#### WHAT YOU SHOULD DO:
Reproduce each line that includes the word "downcast".

#### MATERIALS PROVIDED:
========================================================================

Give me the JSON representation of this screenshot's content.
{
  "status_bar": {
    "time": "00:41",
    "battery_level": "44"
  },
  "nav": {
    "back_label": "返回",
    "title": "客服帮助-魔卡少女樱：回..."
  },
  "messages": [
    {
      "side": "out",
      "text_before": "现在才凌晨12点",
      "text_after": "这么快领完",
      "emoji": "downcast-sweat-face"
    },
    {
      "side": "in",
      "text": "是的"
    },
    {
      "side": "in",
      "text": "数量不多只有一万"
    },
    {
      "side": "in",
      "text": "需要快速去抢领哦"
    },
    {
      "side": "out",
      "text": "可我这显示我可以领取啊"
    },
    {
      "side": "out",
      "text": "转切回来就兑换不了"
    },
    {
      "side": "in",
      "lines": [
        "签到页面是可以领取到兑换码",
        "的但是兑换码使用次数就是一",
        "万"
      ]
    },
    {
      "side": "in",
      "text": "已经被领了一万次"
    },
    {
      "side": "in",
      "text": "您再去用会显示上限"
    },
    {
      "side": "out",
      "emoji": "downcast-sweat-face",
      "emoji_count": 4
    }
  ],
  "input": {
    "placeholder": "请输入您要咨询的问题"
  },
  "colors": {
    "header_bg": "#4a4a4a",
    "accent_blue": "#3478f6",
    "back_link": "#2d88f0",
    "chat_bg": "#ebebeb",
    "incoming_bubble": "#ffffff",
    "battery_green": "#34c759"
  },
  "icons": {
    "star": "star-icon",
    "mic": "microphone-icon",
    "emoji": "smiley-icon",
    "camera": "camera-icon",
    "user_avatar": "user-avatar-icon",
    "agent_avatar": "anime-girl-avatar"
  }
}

========================================================================

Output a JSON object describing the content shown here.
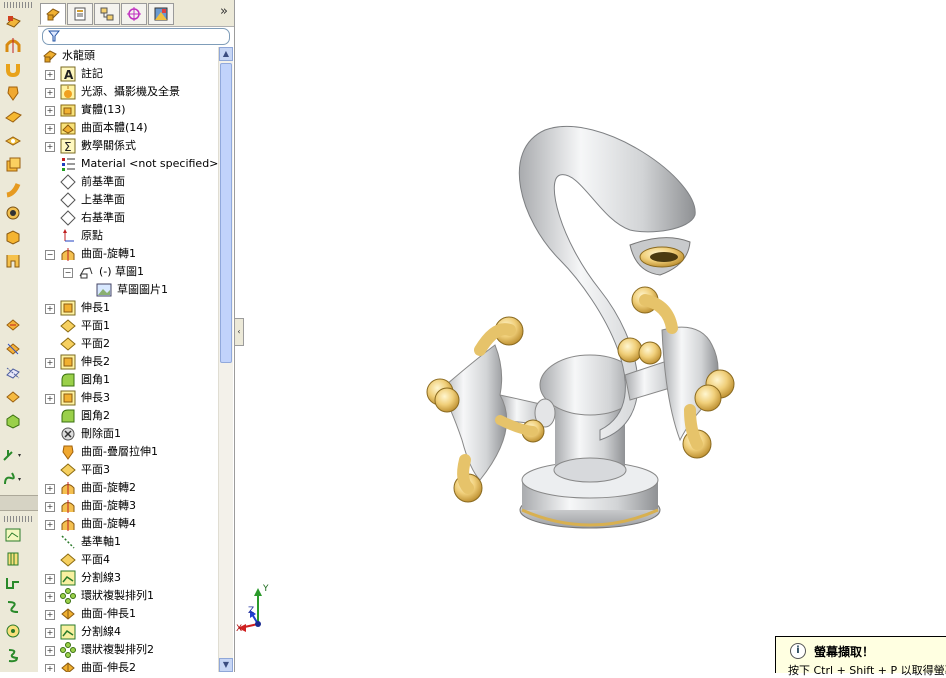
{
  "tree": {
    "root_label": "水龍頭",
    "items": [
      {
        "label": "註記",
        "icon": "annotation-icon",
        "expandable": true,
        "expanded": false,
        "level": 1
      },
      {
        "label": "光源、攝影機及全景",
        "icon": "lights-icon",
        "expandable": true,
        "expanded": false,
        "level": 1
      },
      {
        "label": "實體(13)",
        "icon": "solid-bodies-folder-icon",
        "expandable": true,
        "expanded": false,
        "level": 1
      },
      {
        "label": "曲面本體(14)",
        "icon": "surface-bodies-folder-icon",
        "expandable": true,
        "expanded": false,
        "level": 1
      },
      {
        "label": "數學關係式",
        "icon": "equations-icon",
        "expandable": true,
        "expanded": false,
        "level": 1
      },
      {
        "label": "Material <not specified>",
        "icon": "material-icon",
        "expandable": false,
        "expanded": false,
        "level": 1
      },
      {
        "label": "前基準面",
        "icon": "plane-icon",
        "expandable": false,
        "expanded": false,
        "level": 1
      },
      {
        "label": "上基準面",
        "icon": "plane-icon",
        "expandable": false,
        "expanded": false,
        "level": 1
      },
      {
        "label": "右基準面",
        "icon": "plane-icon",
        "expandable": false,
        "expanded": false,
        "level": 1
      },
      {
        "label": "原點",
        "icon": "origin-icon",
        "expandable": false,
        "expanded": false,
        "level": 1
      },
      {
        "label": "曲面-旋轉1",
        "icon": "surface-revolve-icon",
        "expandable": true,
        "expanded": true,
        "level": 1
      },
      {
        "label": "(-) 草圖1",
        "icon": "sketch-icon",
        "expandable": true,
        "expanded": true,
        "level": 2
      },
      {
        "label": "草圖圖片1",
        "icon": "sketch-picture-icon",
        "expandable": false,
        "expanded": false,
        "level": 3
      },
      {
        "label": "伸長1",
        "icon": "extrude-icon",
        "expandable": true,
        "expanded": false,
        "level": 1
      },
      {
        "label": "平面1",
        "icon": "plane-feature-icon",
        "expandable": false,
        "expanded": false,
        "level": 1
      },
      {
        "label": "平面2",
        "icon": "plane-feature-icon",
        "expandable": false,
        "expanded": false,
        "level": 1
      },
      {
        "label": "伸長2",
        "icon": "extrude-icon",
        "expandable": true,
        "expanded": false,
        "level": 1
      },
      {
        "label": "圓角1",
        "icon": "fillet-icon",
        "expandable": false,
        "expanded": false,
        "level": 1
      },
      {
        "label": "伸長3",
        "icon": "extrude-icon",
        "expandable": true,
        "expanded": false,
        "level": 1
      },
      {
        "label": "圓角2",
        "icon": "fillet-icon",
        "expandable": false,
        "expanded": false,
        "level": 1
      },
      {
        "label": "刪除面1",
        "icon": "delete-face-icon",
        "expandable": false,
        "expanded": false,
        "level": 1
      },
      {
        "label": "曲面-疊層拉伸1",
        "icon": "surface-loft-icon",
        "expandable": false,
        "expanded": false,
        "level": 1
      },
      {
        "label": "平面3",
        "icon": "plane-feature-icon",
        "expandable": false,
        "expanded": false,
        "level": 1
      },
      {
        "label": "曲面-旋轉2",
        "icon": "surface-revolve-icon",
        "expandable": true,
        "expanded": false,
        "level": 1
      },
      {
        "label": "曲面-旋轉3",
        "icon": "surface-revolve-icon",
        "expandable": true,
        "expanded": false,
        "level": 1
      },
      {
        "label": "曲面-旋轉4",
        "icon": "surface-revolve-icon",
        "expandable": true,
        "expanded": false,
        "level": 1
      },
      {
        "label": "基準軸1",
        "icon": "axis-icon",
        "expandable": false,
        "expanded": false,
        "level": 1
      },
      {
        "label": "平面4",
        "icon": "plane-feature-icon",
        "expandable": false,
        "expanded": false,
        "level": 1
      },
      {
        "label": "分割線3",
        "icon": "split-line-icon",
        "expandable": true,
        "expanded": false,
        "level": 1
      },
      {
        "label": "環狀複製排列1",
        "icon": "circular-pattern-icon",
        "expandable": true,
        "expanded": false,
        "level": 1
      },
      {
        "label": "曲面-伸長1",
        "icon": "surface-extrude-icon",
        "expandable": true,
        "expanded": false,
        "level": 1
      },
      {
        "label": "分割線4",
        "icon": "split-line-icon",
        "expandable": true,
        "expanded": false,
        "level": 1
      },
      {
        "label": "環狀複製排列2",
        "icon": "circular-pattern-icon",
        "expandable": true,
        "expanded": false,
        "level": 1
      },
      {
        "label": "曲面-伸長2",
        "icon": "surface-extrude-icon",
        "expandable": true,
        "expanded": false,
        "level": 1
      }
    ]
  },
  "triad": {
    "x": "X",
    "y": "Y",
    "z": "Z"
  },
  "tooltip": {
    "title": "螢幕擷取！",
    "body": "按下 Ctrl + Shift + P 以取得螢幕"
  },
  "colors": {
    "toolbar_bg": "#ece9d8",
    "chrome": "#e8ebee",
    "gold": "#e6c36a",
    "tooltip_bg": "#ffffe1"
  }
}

========================================================================

#### PROBLEM SOLUTION:
      "emoji": "downcast-sweat-face"
      "emoji": "downcast-sweat-face",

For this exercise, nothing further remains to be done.